● **Material supplied**:
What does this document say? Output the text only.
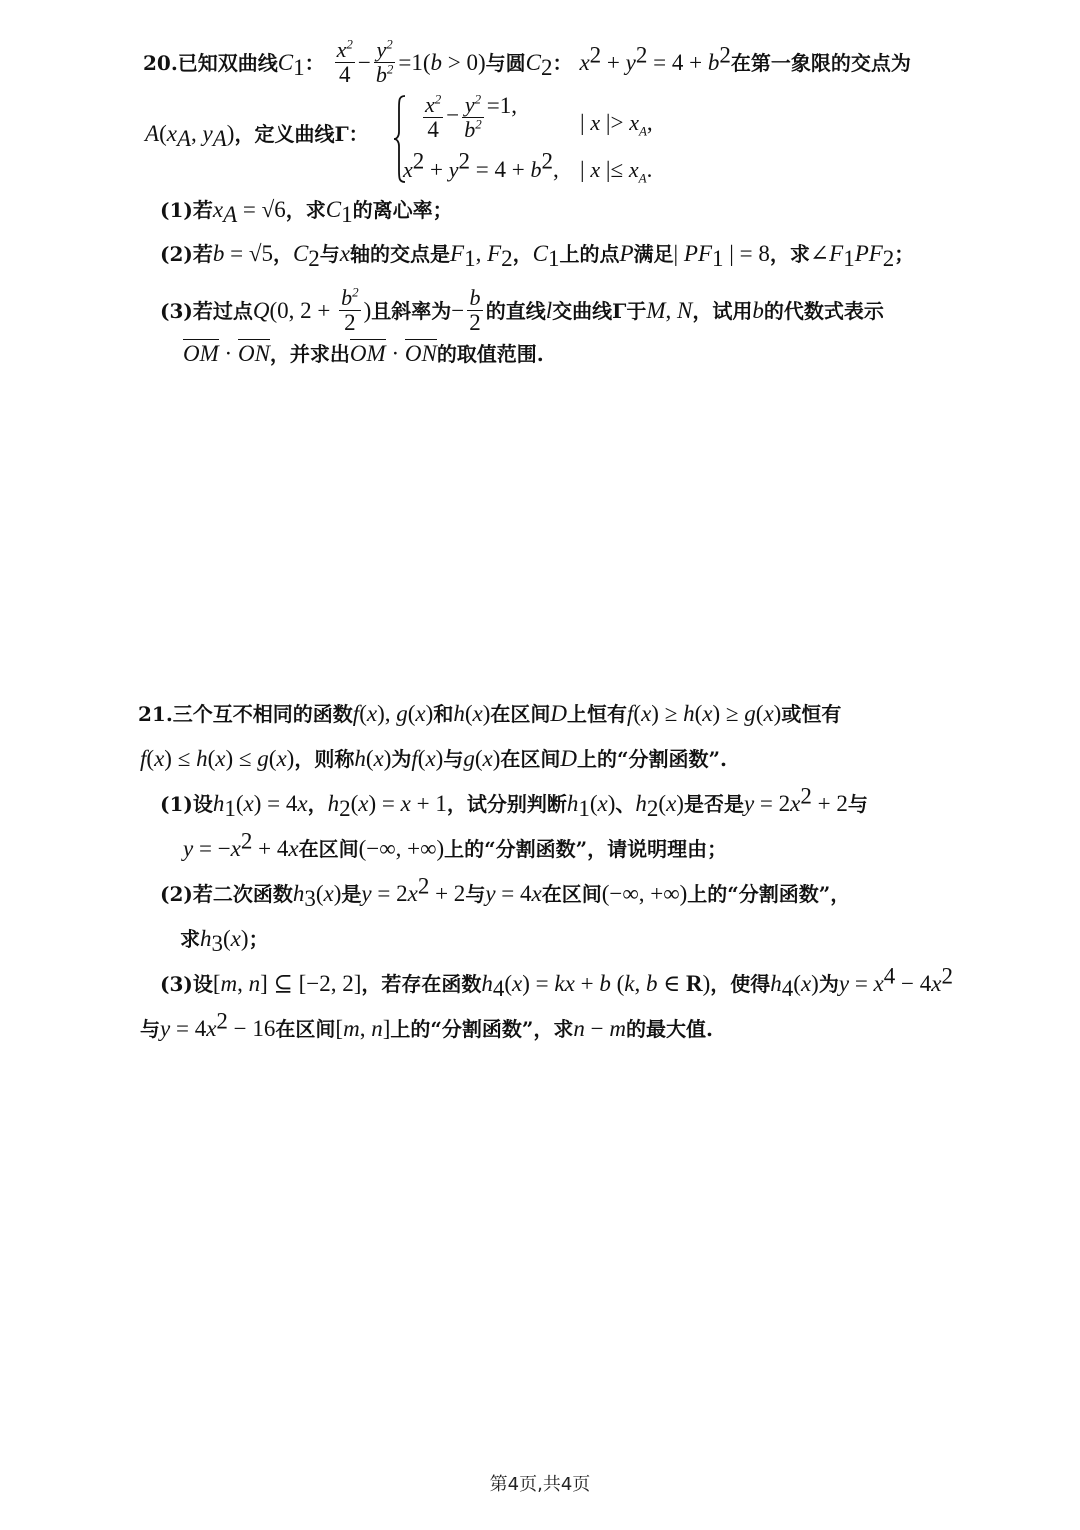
20.已知双曲线$C_1$： $\frac{x^2}{4} - \frac{y^2}{b^2} =1(b > 0)$与圆$C_2$： $x^2 + y^2 = 4 + b^2$在第一象限的交点为
$A(x_A$, $y_A$)，定义曲线Γ： $\frac{x^2}{4} - \frac{y^2}{b^2} =1$,
| x |> $x_A$,
$x^2 + y^2 = 4 + b^2$, | x |≤ $x_A$.
(1)若$x_A = √6$，求$C_1$的离心率；
(2)若b = √5，$C_2$与x轴的交点是$F_1$, $F_2$，$C_1$上的点P满足| $PF_1$ | = 8，求$\angle F_1PF_2$；
(3)若过点Q(0, $2 + \frac{b^2}{2}$ )且斜率为− $\frac{b}{2}$ 的直线l交曲线Γ于M, N，试用b的代数式表示
OM · ON，并求出OM · ON的取值范围.
21.三个互不相同的函数f(x), g(x)和h(x)在区间D上恒有f(x) ≥ h(x) ≥ g(x)或恒有
f(x) ≤ h(x) ≤ g(x)，则称h(x)为f(x)与g(x)在区间D上的“分割函数”.
(1)设$h_1(x) = 4x$，$h_2(x) = x + 1$，试分别判断$h_1(x)$、$h_2(x)$是否是$y = 2x^2 + 2$与
$y = -x^2 + 4x$在区间(−∞, +∞)上的“分割函数”，请说明理由；
(2)若二次函数$h_3(x)$是$y = 2x^2 + 2$与y = 4x在区间(−∞, +∞)上的“分割函数”，
求$h_3(x)$；
(3)设[m, n] ⊆ [−2, 2]，若存在函数$h_4(x)$ = kx + b (k, b ∈ R)，使得$h_4(x)$为$y = x^4 - 4x^2$
与$y = 4x^2 - 16$在区间[m, n]上的“分割函数”，求n − m的最大值.
第4页,共4页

● **Problem to work on**:
Without the pictures, return all the records precisely as they stand.

● **Response to this exercise**:
What does this document say? Output the text only.
20.已知双曲线$C_1$： $\frac{x^2}{4} - \frac{y^2}{b^2} =1(b > 0)$与圆$C_2$： $x^2 + y^2 = 4 + b^2$在第一象限的交点为
$A(x_A$, $y_A$)，定义曲线Γ： $\frac{x^2}{4} - \frac{y^2}{b^2} =1$,
| x |> $x_A$,
$x^2 + y^2 = 4 + b^2$, | x |≤ $x_A$.
(1)若$x_A = √6$，求$C_1$的离心率；
(2)若b = √5，$C_2$与x轴的交点是$F_1$, $F_2$，$C_1$上的点P满足| $PF_1$ | = 8，求$\angle F_1PF_2$；
(3)若过点Q(0, $2 + \frac{b^2}{2}$ )且斜率为− $\frac{b}{2}$ 的直线l交曲线Γ于M, N，试用b的代数式表示
OM · ON，并求出OM · ON的取值范围.
21.三个互不相同的函数f(x), g(x)和h(x)在区间D上恒有f(x) ≥ h(x) ≥ g(x)或恒有
f(x) ≤ h(x) ≤ g(x)，则称h(x)为f(x)与g(x)在区间D上的“分割函数”.
(1)设$h_1(x) = 4x$，$h_2(x) = x + 1$，试分别判断$h_1(x)$、$h_2(x)$是否是$y = 2x^2 + 2$与
$y = -x^2 + 4x$在区间(−∞, +∞)上的“分割函数”，请说明理由；
(2)若二次函数$h_3(x)$是$y = 2x^2 + 2$与y = 4x在区间(−∞, +∞)上的“分割函数”，
求$h_3(x)$；
(3)设[m, n] ⊆ [−2, 2]，若存在函数$h_4(x)$ = kx + b (k, b ∈ R)，使得$h_4(x)$为$y = x^4 - 4x^2$
与$y = 4x^2 - 16$在区间[m, n]上的“分割函数”，求n − m的最大值.
第4页,共4页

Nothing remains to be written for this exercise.